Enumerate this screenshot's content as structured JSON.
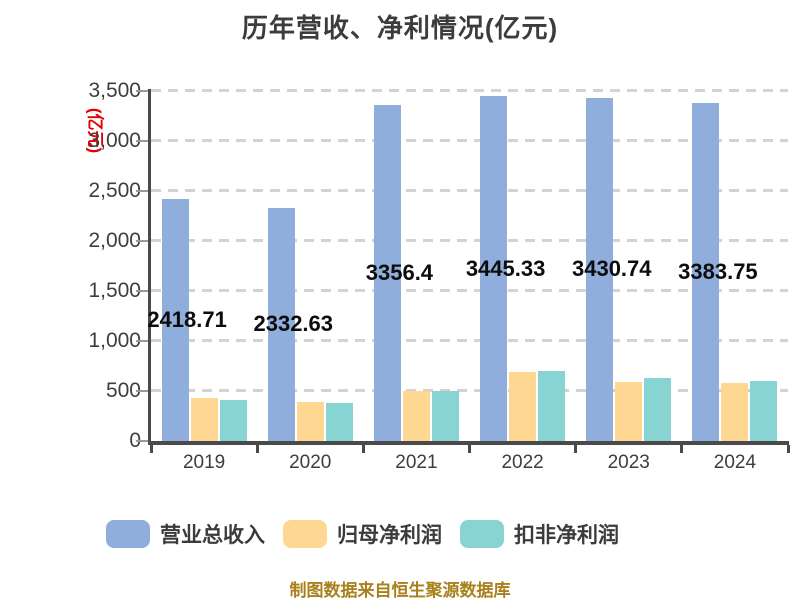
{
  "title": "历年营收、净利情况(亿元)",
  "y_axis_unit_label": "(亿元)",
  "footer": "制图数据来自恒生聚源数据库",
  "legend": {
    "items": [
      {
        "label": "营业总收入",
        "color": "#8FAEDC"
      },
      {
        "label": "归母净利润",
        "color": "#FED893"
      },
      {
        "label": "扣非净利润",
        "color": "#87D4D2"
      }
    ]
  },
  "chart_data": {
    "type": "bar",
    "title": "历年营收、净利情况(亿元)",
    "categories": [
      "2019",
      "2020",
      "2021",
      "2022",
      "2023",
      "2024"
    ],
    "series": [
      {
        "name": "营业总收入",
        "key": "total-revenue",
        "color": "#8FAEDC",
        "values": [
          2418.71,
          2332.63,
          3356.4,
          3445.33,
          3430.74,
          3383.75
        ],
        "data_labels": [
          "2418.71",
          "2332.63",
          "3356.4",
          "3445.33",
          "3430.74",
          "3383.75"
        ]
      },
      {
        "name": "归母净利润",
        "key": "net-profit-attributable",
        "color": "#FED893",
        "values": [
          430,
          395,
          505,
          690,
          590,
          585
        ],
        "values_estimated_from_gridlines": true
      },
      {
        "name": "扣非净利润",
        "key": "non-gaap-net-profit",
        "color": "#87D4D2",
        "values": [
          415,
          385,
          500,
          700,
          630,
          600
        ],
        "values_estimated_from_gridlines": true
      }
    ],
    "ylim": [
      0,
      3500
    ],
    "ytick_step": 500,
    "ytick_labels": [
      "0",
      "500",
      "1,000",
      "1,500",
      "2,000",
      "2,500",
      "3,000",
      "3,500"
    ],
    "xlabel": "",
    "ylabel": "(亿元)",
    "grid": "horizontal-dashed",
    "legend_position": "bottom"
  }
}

+ + + + + + +

Aim of the exercise:
All records should be output exactly, with the pictures left out.

Result for this exercise:
Enumerate this screenshot's content as structured JSON.
{
  "title": "历年营收、净利情况(亿元)",
  "y_axis_unit_label": "(亿元)",
  "footer": "制图数据来自恒生聚源数据库",
  "legend": {
    "items": [
      {
        "label": "营业总收入",
        "color": "#8FAEDC"
      },
      {
        "label": "归母净利润",
        "color": "#FED893"
      },
      {
        "label": "扣非净利润",
        "color": "#87D4D2"
      }
    ]
  },
  "chart_data": {
    "type": "bar",
    "title": "历年营收、净利情况(亿元)",
    "categories": [
      "2019",
      "2020",
      "2021",
      "2022",
      "2023",
      "2024"
    ],
    "series": [
      {
        "name": "营业总收入",
        "key": "total-revenue",
        "color": "#8FAEDC",
        "values": [
          2418.71,
          2332.63,
          3356.4,
          3445.33,
          3430.74,
          3383.75
        ],
        "data_labels": [
          "2418.71",
          "2332.63",
          "3356.4",
          "3445.33",
          "3430.74",
          "3383.75"
        ]
      },
      {
        "name": "归母净利润",
        "key": "net-profit-attributable",
        "color": "#FED893",
        "values": [
          430,
          395,
          505,
          690,
          590,
          585
        ],
        "values_estimated_from_gridlines": true
      },
      {
        "name": "扣非净利润",
        "key": "non-gaap-net-profit",
        "color": "#87D4D2",
        "values": [
          415,
          385,
          500,
          700,
          630,
          600
        ],
        "values_estimated_from_gridlines": true
      }
    ],
    "ylim": [
      0,
      3500
    ],
    "ytick_step": 500,
    "ytick_labels": [
      "0",
      "500",
      "1,000",
      "1,500",
      "2,000",
      "2,500",
      "3,000",
      "3,500"
    ],
    "xlabel": "",
    "ylabel": "(亿元)",
    "grid": "horizontal-dashed",
    "legend_position": "bottom"
  }
}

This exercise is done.